DIRECTIONS FOR THIS TASK
Copy out the listing that follows, exact in every word, and skip the images.

DATA TO USE
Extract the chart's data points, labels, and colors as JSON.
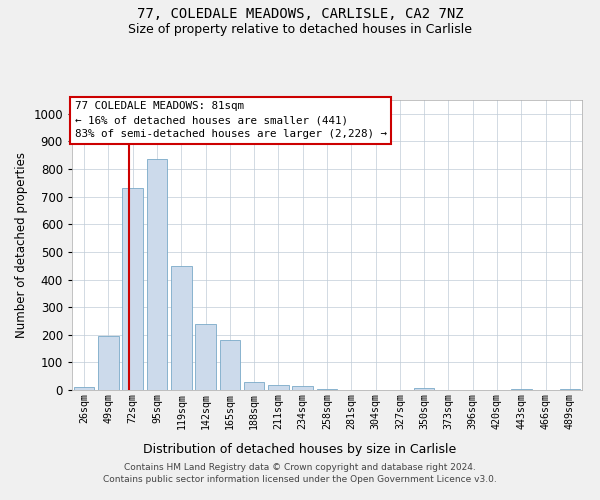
{
  "title": "77, COLEDALE MEADOWS, CARLISLE, CA2 7NZ",
  "subtitle": "Size of property relative to detached houses in Carlisle",
  "xlabel": "Distribution of detached houses by size in Carlisle",
  "ylabel": "Number of detached properties",
  "bar_color": "#ccdaeb",
  "bar_edge_color": "#7aaac8",
  "categories": [
    "26sqm",
    "49sqm",
    "72sqm",
    "95sqm",
    "119sqm",
    "142sqm",
    "165sqm",
    "188sqm",
    "211sqm",
    "234sqm",
    "258sqm",
    "281sqm",
    "304sqm",
    "327sqm",
    "350sqm",
    "373sqm",
    "396sqm",
    "420sqm",
    "443sqm",
    "466sqm",
    "489sqm"
  ],
  "values": [
    12,
    195,
    730,
    835,
    450,
    240,
    180,
    30,
    17,
    13,
    5,
    0,
    0,
    0,
    7,
    0,
    0,
    0,
    5,
    0,
    5
  ],
  "vline_x": 1.85,
  "vline_color": "#cc0000",
  "ylim": [
    0,
    1050
  ],
  "yticks": [
    0,
    100,
    200,
    300,
    400,
    500,
    600,
    700,
    800,
    900,
    1000
  ],
  "annotation_text": "77 COLEDALE MEADOWS: 81sqm\n← 16% of detached houses are smaller (441)\n83% of semi-detached houses are larger (2,228) →",
  "footer_line1": "Contains HM Land Registry data © Crown copyright and database right 2024.",
  "footer_line2": "Contains public sector information licensed under the Open Government Licence v3.0.",
  "bg_color": "#f0f0f0",
  "plot_bg_color": "#ffffff",
  "grid_color": "#c0ccd8"
}
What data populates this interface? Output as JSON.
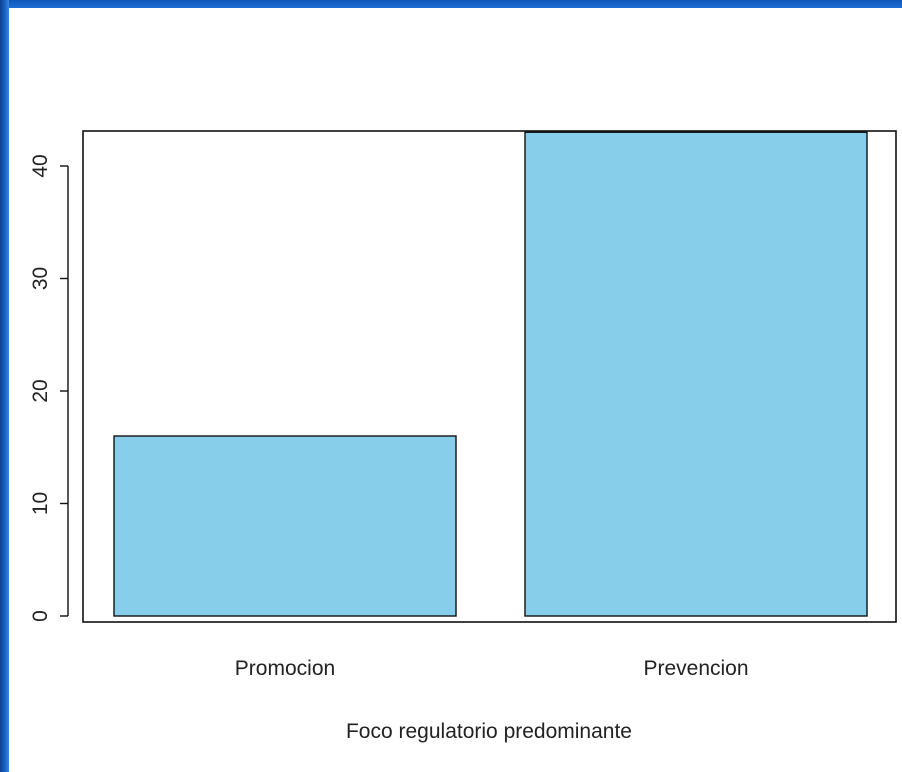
{
  "chart_data": {
    "type": "bar",
    "categories": [
      "Promocion",
      "Prevencion"
    ],
    "values": [
      16,
      43
    ],
    "title": "",
    "xlabel": "Foco regulatorio predominante",
    "ylabel": "",
    "ylim": [
      0,
      43
    ],
    "yticks": [
      0,
      10,
      20,
      30,
      40
    ],
    "grid": false,
    "legend": "none",
    "bar_color": "#87ceeb",
    "bar_edge_color": "#111111"
  }
}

SOLUTION TO THIS PROBLEM
Extract the chart's data points, labels, and colors as JSON.
{
  "title": "77, COLEDALE MEADOWS, CARLISLE, CA2 7NZ",
  "subtitle": "Size of property relative to detached houses in Carlisle",
  "xlabel": "Distribution of detached houses by size in Carlisle",
  "ylabel": "Number of detached properties",
  "bar_color": "#ccdaeb",
  "bar_edge_color": "#7aaac8",
  "categories": [
    "26sqm",
    "49sqm",
    "72sqm",
    "95sqm",
    "119sqm",
    "142sqm",
    "165sqm",
    "188sqm",
    "211sqm",
    "234sqm",
    "258sqm",
    "281sqm",
    "304sqm",
    "327sqm",
    "350sqm",
    "373sqm",
    "396sqm",
    "420sqm",
    "443sqm",
    "466sqm",
    "489sqm"
  ],
  "values": [
    12,
    195,
    730,
    835,
    450,
    240,
    180,
    30,
    17,
    13,
    5,
    0,
    0,
    0,
    7,
    0,
    0,
    0,
    5,
    0,
    5
  ],
  "vline_x": 1.85,
  "vline_color": "#cc0000",
  "ylim": [
    0,
    1050
  ],
  "yticks": [
    0,
    100,
    200,
    300,
    400,
    500,
    600,
    700,
    800,
    900,
    1000
  ],
  "annotation_text": "77 COLEDALE MEADOWS: 81sqm\n← 16% of detached houses are smaller (441)\n83% of semi-detached houses are larger (2,228) →",
  "footer_line1": "Contains HM Land Registry data © Crown copyright and database right 2024.",
  "footer_line2": "Contains public sector information licensed under the Open Government Licence v3.0.",
  "bg_color": "#f0f0f0",
  "plot_bg_color": "#ffffff",
  "grid_color": "#c0ccd8"
}
What data populates this interface? Output as JSON.
{
  "chart_data": {
    "type": "bar",
    "categories": [
      "Promocion",
      "Prevencion"
    ],
    "values": [
      16,
      43
    ],
    "title": "",
    "xlabel": "Foco regulatorio predominante",
    "ylabel": "",
    "ylim": [
      0,
      43
    ],
    "yticks": [
      0,
      10,
      20,
      30,
      40
    ],
    "grid": false,
    "legend": "none",
    "bar_color": "#87ceeb",
    "bar_edge_color": "#111111"
  }
}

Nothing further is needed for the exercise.